STATED PROBLEM:
Filter for the word "battery" and keep each matching line.

THE RECORDS:

----------------

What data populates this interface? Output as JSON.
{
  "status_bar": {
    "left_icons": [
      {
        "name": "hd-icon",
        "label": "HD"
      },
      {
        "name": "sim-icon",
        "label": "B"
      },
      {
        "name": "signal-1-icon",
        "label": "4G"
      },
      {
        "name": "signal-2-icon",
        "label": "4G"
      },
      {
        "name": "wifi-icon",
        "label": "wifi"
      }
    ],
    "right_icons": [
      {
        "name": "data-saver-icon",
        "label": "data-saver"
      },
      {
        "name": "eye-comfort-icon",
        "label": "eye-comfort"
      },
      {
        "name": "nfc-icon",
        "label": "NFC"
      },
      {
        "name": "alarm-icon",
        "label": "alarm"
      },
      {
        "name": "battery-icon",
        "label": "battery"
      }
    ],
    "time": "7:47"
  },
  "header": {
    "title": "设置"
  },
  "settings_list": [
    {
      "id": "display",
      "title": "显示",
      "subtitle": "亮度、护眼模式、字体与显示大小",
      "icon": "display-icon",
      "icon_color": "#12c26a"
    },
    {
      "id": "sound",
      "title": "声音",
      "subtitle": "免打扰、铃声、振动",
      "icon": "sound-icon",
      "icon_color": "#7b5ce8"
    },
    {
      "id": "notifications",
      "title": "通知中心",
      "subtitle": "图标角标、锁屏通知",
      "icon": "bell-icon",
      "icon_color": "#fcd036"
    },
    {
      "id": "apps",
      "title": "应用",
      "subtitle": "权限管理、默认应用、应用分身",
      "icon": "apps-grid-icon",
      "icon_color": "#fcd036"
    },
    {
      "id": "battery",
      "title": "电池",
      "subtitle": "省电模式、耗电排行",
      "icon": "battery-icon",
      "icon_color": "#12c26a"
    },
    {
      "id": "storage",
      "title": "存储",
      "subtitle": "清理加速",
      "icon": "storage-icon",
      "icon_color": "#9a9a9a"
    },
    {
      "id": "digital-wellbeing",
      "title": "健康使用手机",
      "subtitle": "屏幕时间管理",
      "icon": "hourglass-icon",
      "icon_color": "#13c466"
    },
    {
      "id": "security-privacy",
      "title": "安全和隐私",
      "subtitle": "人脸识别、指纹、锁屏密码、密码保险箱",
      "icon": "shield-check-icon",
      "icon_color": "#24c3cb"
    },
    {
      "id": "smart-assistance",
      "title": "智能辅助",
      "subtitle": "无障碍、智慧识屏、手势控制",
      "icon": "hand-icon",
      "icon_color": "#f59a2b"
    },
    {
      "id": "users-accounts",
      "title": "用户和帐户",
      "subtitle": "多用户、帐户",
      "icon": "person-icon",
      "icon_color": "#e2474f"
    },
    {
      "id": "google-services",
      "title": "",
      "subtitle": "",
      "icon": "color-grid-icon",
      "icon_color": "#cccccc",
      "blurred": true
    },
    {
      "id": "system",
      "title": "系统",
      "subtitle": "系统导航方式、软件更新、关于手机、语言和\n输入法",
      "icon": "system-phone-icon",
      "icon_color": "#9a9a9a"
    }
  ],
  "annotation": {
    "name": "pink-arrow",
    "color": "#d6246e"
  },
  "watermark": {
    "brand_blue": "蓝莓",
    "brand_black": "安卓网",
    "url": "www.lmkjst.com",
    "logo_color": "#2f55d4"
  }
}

----------------

ANSWER TO THE EXERCISE:
        "name": "battery-icon",
        "label": "battery"
      "id": "battery",
      "icon": "battery-icon",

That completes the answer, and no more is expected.